(Raw records)

## BEGIN

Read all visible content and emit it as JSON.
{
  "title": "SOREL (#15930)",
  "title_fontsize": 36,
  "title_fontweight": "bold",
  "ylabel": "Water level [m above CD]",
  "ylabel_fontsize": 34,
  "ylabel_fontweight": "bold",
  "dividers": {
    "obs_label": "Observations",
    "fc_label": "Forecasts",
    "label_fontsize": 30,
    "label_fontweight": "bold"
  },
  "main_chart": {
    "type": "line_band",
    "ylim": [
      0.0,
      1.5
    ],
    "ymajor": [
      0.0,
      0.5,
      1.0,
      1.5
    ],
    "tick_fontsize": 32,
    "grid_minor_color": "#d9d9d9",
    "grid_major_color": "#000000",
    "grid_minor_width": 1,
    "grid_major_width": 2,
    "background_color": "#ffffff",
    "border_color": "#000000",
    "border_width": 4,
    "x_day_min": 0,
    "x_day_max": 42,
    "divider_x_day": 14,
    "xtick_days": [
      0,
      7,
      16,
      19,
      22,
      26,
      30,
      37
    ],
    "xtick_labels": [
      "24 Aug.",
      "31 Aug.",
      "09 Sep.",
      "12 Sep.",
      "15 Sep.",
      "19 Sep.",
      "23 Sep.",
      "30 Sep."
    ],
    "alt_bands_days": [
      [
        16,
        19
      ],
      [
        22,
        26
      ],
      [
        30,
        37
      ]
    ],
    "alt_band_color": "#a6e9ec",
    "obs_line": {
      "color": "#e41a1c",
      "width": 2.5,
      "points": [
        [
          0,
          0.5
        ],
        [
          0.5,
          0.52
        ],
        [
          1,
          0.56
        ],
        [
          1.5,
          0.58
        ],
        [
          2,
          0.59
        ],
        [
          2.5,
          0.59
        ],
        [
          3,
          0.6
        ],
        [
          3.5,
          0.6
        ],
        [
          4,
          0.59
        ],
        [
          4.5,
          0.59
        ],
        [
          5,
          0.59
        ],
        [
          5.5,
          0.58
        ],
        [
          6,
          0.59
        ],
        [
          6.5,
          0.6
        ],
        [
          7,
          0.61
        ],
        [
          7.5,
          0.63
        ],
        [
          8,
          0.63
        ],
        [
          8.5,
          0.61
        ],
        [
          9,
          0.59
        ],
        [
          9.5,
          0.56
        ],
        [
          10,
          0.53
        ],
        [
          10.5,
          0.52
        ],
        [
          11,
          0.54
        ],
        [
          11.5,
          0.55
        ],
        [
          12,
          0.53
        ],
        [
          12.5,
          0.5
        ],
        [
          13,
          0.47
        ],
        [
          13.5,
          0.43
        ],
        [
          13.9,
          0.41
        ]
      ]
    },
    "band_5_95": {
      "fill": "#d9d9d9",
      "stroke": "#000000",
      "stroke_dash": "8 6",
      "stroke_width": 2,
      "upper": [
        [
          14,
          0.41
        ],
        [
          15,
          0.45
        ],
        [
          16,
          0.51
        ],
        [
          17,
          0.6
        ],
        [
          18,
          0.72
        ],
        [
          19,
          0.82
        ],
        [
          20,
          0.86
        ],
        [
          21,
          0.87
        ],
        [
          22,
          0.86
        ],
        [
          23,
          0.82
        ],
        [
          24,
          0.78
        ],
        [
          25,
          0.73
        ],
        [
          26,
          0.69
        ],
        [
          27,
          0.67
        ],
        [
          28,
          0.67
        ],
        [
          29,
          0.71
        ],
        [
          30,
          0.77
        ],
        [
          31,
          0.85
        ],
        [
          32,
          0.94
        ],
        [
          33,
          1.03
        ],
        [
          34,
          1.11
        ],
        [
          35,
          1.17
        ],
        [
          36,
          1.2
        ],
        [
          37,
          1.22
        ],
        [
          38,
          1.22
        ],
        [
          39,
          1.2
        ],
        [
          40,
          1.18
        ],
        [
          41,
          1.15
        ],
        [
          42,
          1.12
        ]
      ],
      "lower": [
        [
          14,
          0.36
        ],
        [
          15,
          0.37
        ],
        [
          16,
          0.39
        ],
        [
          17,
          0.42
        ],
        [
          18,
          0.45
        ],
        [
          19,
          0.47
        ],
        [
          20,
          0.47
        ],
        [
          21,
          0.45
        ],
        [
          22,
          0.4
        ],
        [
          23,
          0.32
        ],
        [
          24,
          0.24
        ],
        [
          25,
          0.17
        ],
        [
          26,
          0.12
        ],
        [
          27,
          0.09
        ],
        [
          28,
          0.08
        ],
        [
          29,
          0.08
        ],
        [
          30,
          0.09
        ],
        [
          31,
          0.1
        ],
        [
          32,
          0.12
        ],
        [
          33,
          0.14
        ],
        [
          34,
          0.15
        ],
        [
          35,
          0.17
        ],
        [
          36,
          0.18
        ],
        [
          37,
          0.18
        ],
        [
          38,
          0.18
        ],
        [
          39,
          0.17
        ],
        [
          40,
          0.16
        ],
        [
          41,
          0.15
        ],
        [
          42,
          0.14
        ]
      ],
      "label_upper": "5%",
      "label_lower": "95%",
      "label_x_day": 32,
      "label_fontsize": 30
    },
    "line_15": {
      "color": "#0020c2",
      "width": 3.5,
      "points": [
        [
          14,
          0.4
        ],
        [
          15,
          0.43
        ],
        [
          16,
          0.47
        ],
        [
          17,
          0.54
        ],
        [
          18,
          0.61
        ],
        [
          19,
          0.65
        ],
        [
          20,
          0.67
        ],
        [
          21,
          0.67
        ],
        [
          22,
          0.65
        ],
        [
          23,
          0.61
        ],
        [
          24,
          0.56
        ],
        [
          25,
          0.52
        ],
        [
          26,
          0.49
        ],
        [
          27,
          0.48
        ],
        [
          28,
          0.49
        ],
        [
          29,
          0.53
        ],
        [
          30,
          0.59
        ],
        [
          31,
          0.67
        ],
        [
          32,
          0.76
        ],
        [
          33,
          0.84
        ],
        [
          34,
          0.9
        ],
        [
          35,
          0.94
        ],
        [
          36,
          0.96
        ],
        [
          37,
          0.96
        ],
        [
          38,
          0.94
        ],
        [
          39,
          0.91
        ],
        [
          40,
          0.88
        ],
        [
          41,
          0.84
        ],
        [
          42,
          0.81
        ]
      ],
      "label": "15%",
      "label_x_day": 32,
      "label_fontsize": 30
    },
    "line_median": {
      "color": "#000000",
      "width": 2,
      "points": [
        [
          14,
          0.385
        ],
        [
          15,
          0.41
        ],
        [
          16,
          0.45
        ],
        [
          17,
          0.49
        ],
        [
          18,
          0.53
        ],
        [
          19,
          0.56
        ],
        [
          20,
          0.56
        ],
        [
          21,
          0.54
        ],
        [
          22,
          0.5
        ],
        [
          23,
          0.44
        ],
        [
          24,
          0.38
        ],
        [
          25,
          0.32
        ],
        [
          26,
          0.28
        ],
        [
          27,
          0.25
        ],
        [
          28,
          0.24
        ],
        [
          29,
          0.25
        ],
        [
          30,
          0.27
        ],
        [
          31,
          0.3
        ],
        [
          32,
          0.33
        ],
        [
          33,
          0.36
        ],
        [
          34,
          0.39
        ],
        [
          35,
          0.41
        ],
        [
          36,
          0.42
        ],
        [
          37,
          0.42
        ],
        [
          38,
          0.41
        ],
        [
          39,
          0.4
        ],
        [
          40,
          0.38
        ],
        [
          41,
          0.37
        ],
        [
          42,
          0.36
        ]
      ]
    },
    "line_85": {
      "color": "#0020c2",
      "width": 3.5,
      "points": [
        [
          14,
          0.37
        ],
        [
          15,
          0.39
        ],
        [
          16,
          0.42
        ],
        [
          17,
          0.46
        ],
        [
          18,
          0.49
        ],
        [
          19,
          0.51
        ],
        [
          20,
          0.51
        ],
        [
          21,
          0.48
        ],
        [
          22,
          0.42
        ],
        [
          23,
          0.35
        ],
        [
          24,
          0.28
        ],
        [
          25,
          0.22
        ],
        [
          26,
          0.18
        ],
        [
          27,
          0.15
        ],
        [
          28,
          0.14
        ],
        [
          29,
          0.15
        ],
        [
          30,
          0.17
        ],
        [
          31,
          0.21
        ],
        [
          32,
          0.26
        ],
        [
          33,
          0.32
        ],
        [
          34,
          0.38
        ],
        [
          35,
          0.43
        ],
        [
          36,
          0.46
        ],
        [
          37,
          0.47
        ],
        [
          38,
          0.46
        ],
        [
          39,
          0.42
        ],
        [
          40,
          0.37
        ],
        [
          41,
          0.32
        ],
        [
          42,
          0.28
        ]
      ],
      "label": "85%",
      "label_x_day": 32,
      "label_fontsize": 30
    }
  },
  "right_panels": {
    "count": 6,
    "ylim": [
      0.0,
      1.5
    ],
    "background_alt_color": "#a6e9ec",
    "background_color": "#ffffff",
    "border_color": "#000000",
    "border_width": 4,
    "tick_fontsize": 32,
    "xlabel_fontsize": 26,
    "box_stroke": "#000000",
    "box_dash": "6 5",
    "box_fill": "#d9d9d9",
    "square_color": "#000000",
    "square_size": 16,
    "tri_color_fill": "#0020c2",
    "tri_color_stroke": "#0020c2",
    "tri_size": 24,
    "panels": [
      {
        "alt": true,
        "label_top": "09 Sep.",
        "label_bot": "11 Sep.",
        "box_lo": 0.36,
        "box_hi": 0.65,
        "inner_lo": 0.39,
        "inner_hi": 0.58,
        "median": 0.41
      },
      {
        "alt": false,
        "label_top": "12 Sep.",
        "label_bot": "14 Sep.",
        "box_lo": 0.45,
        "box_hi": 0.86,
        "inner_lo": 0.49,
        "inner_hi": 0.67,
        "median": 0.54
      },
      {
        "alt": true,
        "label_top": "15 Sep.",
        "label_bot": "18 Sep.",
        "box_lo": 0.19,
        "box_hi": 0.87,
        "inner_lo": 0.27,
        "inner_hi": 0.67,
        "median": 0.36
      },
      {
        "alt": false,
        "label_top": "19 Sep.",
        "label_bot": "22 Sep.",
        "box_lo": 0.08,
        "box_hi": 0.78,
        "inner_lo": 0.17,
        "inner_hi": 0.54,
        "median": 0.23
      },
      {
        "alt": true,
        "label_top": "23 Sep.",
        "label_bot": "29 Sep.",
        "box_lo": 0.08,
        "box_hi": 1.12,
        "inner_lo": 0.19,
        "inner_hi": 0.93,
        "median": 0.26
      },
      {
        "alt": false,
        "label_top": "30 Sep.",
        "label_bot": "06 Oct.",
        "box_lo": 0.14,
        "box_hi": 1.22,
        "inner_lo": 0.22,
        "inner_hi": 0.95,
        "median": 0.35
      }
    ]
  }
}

## END

WORK TO DO:
Say the number of lines in the records above that include the string "bold", and no more.

OUTPUT:
3